The request »
Review the lines that follow and copy each one that contains the word "York".

Task data »
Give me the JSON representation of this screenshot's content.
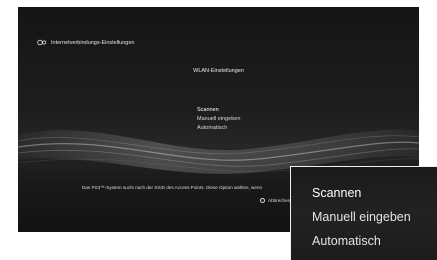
{
  "header": {
    "title": "Internetverbindungs-Einstellungen",
    "icon": "globe-network-icon"
  },
  "dialog": {
    "title": "WLAN-Einstellungen"
  },
  "menu": {
    "items": [
      {
        "label": "Scannen",
        "selected": true
      },
      {
        "label": "Manuell eingeben",
        "selected": false
      },
      {
        "label": "Automatisch",
        "selected": false
      }
    ]
  },
  "footer": {
    "description": "Das PS3™-System sucht nach der SSID des Access Points. Diese Option wählen, wenn",
    "cancel_label": "Abbrechen",
    "cancel_icon": "circle-button-icon"
  },
  "zoom": {
    "items": [
      {
        "label": "Scannen",
        "selected": true
      },
      {
        "label": "Manuell eingeben",
        "selected": false
      },
      {
        "label": "Automatisch",
        "selected": false
      }
    ]
  },
  "colors": {
    "background": "#1b1b1b",
    "text": "#e6e6e6",
    "wave": "#ffffff"
  }
}
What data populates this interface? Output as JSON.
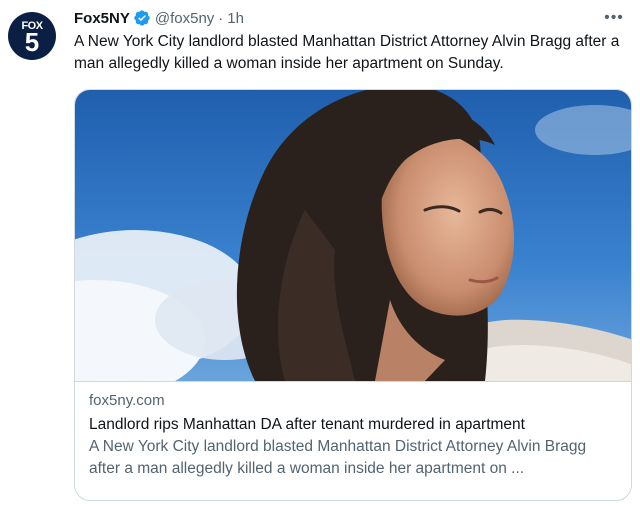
{
  "avatar": {
    "line1": "FOX",
    "line2": "5"
  },
  "header": {
    "name": "Fox5NY",
    "handle": "@fox5ny",
    "separator": "·",
    "time": "1h",
    "more_label": "•••"
  },
  "tweet": {
    "text": "A New York City landlord blasted Manhattan District Attorney Alvin Bragg after a man allegedly killed a woman inside her apartment on Sunday."
  },
  "card": {
    "image_icon": "news-photo",
    "domain": "fox5ny.com",
    "title": "Landlord rips Manhattan DA after tenant murdered in apartment",
    "description": "A New York City landlord blasted Manhattan District Attorney Alvin Bragg after a man allegedly killed a woman inside her apartment on ..."
  },
  "colors": {
    "avatar_bg": "#0b1f44",
    "verified": "#1d9bf0",
    "secondary_text": "#536471",
    "border": "#cfd9de",
    "sky": "#2f74c4"
  }
}
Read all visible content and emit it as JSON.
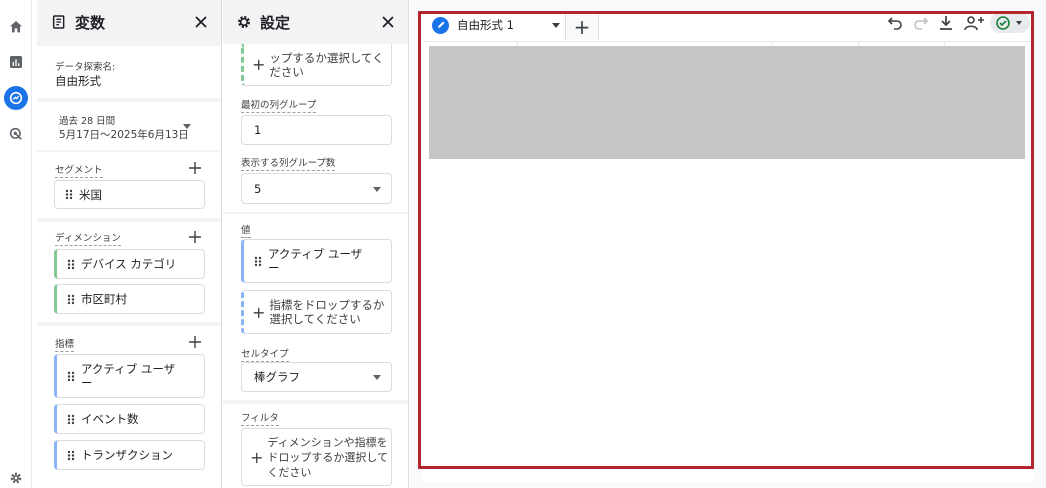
{
  "rail": {
    "items": [
      "home-icon",
      "reports-icon",
      "explore-icon",
      "advertising-icon",
      "settings-icon"
    ],
    "active": "explore-icon",
    "accent": "#1a73e8"
  },
  "variables": {
    "title": "変数",
    "exploration_label": "データ探索名:",
    "exploration_name": "自由形式",
    "date_range_label": "過去 28 日間",
    "date_range_value": "5月17日～2025年6月13日",
    "segments": {
      "label": "セグメント",
      "items": [
        "米国"
      ]
    },
    "dimensions": {
      "label": "ディメンション",
      "items": [
        "デバイス カテゴリ",
        "市区町村"
      ]
    },
    "metrics": {
      "label": "指標",
      "items": [
        "アクティブ ユーザー",
        "イベント数",
        "トランザクション"
      ]
    }
  },
  "settings": {
    "title": "設定",
    "top_drop_text": "ップするか選択してください",
    "first_column_group_label": "最初の列グループ",
    "first_column_group_value": "1",
    "column_groups_count_label": "表示する列グループ数",
    "column_groups_count_value": "5",
    "values_label": "値",
    "value_chip": "アクティブ ユーザー",
    "metric_drop_text": "指標をドロップするか選択してください",
    "cell_type_label": "セルタイプ",
    "cell_type_value": "棒グラフ",
    "filter_label": "フィルタ",
    "filter_drop_text": "ディメンションや指標をドロップするか選択してください"
  },
  "canvas": {
    "tab_label": "自由形式 1",
    "add_tab": "+",
    "toolbar": [
      "undo-icon",
      "redo-icon",
      "download-icon",
      "share-icon",
      "status-check-icon"
    ],
    "highlight_color": "#b3262d",
    "redaction_color": "#c6c6c6"
  }
}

Complete output »
    "text": "A New York City landlord blasted Manhattan District Attorney Alvin Bragg after a man allegedly killed a woman inside her apartment on Sunday."
    "description": "A New York City landlord blasted Manhattan District Attorney Alvin Bragg after a man allegedly killed a woman inside her apartment on ..."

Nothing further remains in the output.